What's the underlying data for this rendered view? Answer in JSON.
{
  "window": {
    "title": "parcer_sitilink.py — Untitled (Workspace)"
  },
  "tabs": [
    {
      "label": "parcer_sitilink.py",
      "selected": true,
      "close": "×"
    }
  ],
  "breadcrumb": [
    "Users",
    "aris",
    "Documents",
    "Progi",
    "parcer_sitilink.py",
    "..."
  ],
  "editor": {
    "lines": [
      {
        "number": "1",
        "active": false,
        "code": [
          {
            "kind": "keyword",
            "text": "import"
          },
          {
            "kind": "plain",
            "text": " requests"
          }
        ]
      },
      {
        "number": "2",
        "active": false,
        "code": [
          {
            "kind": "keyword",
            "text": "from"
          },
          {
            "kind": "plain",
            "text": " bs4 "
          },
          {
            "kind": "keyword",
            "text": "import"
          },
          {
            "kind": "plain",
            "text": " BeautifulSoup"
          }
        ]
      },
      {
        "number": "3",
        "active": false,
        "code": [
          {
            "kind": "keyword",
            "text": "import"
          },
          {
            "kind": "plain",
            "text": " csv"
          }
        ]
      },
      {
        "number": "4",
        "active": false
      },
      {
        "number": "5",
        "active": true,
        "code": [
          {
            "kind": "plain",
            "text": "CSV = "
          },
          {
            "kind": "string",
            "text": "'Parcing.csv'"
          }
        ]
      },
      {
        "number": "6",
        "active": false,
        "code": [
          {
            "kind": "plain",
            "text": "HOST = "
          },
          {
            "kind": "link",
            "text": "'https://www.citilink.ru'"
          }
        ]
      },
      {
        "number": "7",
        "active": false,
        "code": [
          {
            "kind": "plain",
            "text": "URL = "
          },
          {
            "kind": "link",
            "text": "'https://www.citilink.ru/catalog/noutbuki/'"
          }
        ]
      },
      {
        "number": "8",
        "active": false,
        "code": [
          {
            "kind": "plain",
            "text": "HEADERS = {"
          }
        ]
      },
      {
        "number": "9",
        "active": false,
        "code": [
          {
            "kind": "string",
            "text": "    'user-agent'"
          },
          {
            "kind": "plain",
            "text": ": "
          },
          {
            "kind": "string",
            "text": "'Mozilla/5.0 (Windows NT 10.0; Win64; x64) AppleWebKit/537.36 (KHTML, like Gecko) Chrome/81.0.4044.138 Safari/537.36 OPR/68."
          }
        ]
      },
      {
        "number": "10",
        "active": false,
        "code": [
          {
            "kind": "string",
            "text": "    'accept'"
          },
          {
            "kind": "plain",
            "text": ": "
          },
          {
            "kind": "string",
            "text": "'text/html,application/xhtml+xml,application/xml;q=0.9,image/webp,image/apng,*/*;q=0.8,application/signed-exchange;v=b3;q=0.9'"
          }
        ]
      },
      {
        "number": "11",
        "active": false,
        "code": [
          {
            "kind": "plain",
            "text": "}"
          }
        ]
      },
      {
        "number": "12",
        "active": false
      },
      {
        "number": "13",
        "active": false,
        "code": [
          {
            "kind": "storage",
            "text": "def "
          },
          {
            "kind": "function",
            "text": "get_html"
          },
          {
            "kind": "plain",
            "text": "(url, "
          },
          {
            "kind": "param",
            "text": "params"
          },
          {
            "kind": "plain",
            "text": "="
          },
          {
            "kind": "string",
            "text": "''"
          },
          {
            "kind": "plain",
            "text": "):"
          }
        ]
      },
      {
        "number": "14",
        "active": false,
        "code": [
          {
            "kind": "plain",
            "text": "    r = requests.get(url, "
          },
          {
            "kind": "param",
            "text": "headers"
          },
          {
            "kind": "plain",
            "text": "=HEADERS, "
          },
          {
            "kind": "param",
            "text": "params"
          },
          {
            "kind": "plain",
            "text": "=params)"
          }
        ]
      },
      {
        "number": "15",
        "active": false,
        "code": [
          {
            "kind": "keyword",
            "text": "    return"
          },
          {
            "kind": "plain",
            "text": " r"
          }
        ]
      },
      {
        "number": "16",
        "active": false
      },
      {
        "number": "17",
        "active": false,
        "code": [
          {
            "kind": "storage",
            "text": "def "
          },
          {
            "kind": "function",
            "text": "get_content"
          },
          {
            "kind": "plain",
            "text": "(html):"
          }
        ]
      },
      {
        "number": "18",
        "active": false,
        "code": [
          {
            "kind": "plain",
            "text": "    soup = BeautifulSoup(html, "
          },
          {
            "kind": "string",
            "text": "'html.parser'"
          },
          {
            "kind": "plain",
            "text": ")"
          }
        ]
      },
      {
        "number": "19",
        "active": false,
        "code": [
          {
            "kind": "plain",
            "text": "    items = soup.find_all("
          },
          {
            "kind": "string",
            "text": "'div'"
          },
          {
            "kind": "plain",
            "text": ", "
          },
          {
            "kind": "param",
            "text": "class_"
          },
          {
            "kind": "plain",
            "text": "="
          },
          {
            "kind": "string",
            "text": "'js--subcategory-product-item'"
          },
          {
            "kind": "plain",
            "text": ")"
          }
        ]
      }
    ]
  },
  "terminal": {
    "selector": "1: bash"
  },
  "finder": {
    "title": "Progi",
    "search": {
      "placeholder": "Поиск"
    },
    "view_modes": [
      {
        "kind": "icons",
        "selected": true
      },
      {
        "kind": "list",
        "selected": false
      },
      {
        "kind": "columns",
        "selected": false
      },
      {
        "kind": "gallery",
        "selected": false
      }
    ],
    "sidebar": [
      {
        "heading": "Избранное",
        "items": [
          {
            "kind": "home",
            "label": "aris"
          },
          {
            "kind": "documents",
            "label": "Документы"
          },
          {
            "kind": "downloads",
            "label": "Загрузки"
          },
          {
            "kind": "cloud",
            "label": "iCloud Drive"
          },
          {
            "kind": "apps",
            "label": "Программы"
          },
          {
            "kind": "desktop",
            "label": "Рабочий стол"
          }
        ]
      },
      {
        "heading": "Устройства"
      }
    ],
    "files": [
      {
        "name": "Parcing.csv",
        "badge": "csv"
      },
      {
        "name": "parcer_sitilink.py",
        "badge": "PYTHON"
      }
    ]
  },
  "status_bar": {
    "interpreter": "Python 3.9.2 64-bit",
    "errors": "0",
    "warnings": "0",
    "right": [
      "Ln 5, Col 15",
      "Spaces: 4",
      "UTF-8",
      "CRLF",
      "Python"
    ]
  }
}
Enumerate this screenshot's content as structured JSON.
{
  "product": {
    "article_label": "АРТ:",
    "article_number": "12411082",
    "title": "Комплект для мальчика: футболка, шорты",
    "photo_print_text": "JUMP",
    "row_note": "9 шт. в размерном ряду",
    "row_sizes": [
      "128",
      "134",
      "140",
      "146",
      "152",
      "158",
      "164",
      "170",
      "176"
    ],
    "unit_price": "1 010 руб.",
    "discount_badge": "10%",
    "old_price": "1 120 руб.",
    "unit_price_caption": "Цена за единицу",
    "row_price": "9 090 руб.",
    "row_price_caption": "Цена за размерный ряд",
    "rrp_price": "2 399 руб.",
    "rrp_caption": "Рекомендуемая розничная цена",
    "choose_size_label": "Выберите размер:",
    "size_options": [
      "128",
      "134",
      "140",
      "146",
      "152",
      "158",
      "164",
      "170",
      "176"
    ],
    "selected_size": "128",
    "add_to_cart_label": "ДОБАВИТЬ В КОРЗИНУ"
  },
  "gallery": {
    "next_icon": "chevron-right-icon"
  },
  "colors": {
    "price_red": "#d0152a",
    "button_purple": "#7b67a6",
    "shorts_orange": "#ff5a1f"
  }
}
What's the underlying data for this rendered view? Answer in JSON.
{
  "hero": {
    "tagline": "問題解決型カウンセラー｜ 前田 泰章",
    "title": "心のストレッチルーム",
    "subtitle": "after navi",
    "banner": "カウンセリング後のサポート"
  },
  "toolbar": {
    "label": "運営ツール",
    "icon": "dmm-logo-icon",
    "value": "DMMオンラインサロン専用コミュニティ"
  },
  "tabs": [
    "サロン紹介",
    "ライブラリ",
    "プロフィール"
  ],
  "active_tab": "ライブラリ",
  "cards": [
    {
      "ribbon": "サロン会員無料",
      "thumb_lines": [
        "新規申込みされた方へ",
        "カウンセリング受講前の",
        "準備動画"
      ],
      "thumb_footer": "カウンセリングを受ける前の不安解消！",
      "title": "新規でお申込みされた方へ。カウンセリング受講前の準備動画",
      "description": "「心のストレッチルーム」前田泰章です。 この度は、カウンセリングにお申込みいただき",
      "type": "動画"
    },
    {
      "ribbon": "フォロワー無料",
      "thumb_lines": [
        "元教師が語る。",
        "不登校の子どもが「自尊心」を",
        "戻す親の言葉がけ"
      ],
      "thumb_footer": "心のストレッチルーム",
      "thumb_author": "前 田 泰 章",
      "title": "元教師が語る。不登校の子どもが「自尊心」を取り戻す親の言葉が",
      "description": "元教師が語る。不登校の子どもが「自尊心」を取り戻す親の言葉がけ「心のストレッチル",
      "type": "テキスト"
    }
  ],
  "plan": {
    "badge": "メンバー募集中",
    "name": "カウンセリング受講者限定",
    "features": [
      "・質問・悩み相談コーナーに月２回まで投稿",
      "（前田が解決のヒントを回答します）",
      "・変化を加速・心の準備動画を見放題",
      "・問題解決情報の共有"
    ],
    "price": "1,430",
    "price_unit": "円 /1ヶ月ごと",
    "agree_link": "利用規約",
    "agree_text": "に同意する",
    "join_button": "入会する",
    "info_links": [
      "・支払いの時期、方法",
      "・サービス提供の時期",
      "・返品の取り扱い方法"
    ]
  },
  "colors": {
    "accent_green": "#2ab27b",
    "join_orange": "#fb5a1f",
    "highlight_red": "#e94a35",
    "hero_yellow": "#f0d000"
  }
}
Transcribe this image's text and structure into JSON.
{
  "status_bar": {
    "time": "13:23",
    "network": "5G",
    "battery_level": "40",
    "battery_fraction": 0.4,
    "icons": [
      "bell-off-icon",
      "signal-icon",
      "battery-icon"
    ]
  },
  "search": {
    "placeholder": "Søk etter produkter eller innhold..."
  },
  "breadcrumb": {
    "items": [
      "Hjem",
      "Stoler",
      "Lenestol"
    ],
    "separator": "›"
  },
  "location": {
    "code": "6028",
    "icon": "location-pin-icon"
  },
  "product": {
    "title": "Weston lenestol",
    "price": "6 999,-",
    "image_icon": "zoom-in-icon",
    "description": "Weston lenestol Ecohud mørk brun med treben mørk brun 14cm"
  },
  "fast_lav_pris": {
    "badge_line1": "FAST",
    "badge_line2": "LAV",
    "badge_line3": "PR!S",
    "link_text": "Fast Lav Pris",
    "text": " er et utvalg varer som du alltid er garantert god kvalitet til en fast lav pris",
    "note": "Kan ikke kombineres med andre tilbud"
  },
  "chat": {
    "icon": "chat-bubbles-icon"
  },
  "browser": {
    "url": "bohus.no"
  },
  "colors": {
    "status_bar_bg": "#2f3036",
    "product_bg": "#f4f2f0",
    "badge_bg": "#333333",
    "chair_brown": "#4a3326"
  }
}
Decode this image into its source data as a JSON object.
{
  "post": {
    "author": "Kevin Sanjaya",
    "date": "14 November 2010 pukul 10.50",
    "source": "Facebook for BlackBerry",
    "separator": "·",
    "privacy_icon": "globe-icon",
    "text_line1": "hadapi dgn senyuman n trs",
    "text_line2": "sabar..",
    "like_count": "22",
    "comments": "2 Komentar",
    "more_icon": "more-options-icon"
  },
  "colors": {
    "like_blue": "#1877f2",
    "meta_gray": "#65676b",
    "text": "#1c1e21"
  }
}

YOUR INSTRUCTIONS: Look through the entries and return every line where "description" appears.

COMPLETE ANSWER:
      "description": "「心のストレッチルーム」前田泰章です。 この度は、カウンセリングにお申込みいただき",
      "description": "元教師が語る。不登校の子どもが「自尊心」を取り戻す親の言葉がけ「心のストレッチル",
    "description": "Weston lenestol Ecohud mørk brun med treben mørk brun 14cm"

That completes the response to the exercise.